**Travaux à réaliser**
A: Résumez en deux phrases l'extrait consacré à Nicolás Rubió.
B: Dans les enregistrements, substituez « swivel joint » à « rotary union » dans tout ce qui va de la ligne contenant « Patent image size: (982, 610). » jusqu'à la ligne contenant « The spindle or rotor 36 is at (220, 170). », ces deux lignes comprises. Ne redonnez que ce passage, sans rien y changer d'autre.
___ Extrait du texte ___
Il suffisait de croiser sa route pour être happé. Si bien qu'il existe sur terre une petite communauté d'admirateurs de ce peintre – mais aussi photographe, cinéaste, écrivain... –, dont l'œuvre s'avère aussi attachante que le personnage. Il m'est arrivé voilà quelques mois d'échanger avec un ingénieur de l'armement – jamais je n'aurais cru avoir un jour la moindre conversation avec un ingénieur de l'armement –, amoureux de l'œuvre picturale de l'artiste, qu'il collectionne dans la ferveur.

J'ose ici confier que Nicolás Rubió fut l'un des interlocuteurs m'ayant le plus marqué au monde. Je l'avais une première fois rencontré en 1992, alors que j'effectuais un reportage sur l'estuaire du río de La Plata pour une série d'été de Télérama. Dix ans plus tard, pour le même hebdomadaire, enquêtant sur les artistes face à une énième crise que subissait alors l'Argentine, j'avais revu, chez lui, Nicolás Rubió.

Il m'avait reçu dans sa maison-atelier, rue Tomkinson, à San Isidro, dans la banlieue de Buenos-Aires, lors d'un déjeuner inoubliable avec sa femme, la sculptrice Esther Barugel (1917-2007). Dans la salle à manger trônait un tableau fabuleux : un chanteur de village auvergnat s'époumone, dans toutes les nuances du vert et du noir, tandis que la mélopée s'inscrit sur la toile, en une sorte de rébus pictural d'art naïf immémorial.

Illustration 1
Dans la salle à manger de San Isidro (Buenos Aires), le dialecte aurillacois semble résonner...

La mémoire et les pinceaux de Nicolás Rubió étaient dans le Cantal, au village de Vielle, commune d'Ytrac, au nord d'Aurillac. Il y est arrivé avec sa famille en 1940. Ils découvrirent la solidarité que devait plus tard chanter Brassens : quatre bouts de bois quand dans leur vie il faisait froid. La famille Rubió avait fui Barcelone en 1938. Grande bourgeoisie d'ingénieurs éclairés : l'aïeul, Mariano Rubió, avait conçu le funiculaire du Tibidabo et le père, Santiago Rubió i Tudurí, avait participé à la construction du métro de Barcelone. Pas d'engagement politique, mais le frère de Santiago, Marià Rubió i Tudurí,  était député d'Esquerra Republicana et directeur d'un journal républicain, La Humanitat. Pas question de prendre le parti de Franco, tourmenteur de l'Espagne à partir de 1936, avant de devenir son bourreau ad vitam æternam à compter de sa victoire en 1939.

Illustration 2
Cahier tenu par Nicolás Rubió lors de son exil en France © Bibliothèque de documentation internationale contemporaine (BDIC), Nanterre

La famille était parti, sans rien, d'abord à Céret (Pyrénées-Orientales), où Nicolás, 10 ans à peine, apprit le français à l'école. Il faut lire (en ligne) le cahier d'écolier qu'allait tenir l'enfant pour raconter ses tribulations, la cueillette des cerises à Céret, le « coiffeur poétique » de la cité, le passage du Tour de France à Perpignan, la sortie d'un parent très amaigri du camp d'Argelès-sur-Mer...
___ Données d'entrée ___
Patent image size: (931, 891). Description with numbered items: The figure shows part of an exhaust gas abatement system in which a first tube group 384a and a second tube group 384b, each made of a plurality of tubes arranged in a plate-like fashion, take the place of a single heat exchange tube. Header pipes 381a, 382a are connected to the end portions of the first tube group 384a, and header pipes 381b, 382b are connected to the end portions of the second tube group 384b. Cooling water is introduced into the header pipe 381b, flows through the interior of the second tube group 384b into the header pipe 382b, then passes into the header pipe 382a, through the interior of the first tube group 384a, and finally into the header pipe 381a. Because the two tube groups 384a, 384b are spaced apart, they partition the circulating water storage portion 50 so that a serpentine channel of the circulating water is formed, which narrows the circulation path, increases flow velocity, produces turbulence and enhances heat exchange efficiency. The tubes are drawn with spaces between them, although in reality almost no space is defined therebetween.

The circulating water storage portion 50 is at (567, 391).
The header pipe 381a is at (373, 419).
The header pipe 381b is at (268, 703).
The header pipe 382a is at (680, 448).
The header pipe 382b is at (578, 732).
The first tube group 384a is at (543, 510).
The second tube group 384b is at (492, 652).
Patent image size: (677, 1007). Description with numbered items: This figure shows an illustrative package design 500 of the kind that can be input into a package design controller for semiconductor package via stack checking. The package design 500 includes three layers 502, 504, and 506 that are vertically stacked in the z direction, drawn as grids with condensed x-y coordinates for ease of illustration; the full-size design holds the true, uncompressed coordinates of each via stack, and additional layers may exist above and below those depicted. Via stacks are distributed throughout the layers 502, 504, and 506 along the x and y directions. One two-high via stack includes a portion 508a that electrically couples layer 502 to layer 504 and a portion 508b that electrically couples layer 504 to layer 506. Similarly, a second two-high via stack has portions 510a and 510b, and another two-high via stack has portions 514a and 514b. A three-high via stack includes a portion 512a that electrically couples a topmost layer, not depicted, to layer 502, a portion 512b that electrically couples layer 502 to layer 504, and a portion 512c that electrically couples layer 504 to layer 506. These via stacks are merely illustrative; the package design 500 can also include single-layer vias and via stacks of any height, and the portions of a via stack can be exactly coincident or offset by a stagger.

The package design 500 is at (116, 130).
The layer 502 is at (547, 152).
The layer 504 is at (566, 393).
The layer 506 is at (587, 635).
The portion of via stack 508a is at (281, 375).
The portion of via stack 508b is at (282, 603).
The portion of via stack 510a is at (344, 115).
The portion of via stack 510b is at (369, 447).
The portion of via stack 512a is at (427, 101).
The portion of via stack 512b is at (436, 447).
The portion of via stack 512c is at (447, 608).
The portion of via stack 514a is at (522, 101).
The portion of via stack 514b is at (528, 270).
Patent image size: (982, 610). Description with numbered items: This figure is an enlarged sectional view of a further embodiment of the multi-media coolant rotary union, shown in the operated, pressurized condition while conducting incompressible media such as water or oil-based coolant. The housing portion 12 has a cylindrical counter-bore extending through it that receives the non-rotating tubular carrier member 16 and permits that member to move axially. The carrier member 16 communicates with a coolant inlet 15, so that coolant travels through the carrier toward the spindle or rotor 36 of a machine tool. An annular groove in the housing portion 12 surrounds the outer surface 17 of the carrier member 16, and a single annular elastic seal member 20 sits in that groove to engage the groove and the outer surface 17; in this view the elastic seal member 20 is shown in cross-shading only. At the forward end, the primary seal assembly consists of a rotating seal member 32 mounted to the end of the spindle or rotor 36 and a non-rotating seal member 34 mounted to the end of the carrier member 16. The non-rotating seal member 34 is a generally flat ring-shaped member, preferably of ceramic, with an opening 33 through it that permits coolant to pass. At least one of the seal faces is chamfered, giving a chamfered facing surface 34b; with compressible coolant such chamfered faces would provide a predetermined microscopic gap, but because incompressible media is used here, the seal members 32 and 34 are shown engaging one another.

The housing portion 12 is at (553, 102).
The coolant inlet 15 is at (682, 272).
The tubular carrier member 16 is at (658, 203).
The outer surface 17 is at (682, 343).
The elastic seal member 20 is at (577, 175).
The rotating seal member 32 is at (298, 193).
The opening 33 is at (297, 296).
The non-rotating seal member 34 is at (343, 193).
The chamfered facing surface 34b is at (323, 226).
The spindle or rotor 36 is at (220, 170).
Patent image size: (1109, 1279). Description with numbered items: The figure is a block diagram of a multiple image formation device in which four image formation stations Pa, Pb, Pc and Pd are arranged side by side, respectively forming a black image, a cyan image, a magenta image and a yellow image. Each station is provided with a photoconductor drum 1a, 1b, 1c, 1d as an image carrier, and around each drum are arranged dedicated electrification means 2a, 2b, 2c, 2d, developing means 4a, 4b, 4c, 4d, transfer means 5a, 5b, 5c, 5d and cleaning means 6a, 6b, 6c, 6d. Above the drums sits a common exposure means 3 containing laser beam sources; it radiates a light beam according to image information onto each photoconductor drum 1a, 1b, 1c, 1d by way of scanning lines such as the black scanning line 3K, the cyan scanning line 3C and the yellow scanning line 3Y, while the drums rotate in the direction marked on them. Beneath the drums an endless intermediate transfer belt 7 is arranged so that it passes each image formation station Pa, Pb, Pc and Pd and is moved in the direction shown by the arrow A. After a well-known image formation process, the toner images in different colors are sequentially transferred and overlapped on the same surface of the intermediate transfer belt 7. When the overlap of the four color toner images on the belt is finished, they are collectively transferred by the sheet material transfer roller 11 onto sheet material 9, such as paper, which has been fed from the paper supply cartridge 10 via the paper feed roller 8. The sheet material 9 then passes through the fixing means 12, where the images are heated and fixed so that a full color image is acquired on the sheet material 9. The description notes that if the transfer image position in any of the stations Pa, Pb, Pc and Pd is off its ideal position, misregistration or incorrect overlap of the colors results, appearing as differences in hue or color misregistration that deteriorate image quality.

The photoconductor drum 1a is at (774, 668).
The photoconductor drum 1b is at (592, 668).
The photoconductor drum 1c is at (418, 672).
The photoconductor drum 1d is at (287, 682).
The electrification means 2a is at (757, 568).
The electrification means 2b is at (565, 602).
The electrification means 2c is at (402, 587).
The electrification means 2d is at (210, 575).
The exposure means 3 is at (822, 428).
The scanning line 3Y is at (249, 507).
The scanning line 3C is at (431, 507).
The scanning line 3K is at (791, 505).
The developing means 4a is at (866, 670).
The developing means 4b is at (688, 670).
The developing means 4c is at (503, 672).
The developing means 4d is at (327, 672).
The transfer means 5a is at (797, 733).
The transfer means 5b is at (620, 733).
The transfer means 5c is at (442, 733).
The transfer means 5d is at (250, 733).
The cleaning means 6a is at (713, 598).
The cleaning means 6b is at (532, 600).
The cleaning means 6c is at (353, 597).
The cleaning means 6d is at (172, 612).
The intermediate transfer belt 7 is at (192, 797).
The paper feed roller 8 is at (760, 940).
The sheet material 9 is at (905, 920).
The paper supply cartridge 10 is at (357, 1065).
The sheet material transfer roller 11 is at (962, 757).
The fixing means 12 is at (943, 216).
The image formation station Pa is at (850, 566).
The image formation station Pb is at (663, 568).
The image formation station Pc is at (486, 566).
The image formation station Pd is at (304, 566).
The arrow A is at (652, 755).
___
**Résultats par tâche**
A: L'extrait évoque le peintre Nicolás Rubió, rencontré une première fois en 1992 lors d'un reportage pour Télérama, puis revu dix ans plus tard chez lui, à San Isidro, dans la banlieue de Buenos Aires. Sa famille avait fui Barcelone en 1938 et séjourné d'abord à Céret, où Nicolás, âgé d'à peine 10 ans, apprit le français, avant d'arriver en 1940 dans le Cantal, au village de Vielle.

B:
Patent image size: (982, 610). Description with numbered items: This figure is an enlarged sectional view of a further embodiment of the multi-media coolant swivel joint, shown in the operated, pressurized condition while conducting incompressible media such as water or oil-based coolant. The housing portion 12 has a cylindrical counter-bore extending through it that receives the non-rotating tubular carrier member 16 and permits that member to move axially. The carrier member 16 communicates with a coolant inlet 15, so that coolant travels through the carrier toward the spindle or rotor 36 of a machine tool. An annular groove in the housing portion 12 surrounds the outer surface 17 of the carrier member 16, and a single annular elastic seal member 20 sits in that groove to engage the groove and the outer surface 17; in this view the elastic seal member 20 is shown in cross-shading only. At the forward end, the primary seal assembly consists of a rotating seal member 32 mounted to the end of the spindle or rotor 36 and a non-rotating seal member 34 mounted to the end of the carrier member 16. The non-rotating seal member 34 is a generally flat ring-shaped member, preferably of ceramic, with an opening 33 through it that permits coolant to pass. At least one of the seal faces is chamfered, giving a chamfered facing surface 34b; with compressible coolant such chamfered faces would provide a predetermined microscopic gap, but because incompressible media is used here, the seal members 32 and 34 are shown engaging one another.

The housing portion 12 is at (553, 102).
The coolant inlet 15 is at (682, 272).
The tubular carrier member 16 is at (658, 203).
The outer surface 17 is at (682, 343).
The elastic seal member 20 is at (577, 175).
The rotating seal member 32 is at (298, 193).
The opening 33 is at (297, 296).
The non-rotating seal member 34 is at (343, 193).
The chamfered facing surface 34b is at (323, 226).
The spindle or rotor 36 is at (220, 170).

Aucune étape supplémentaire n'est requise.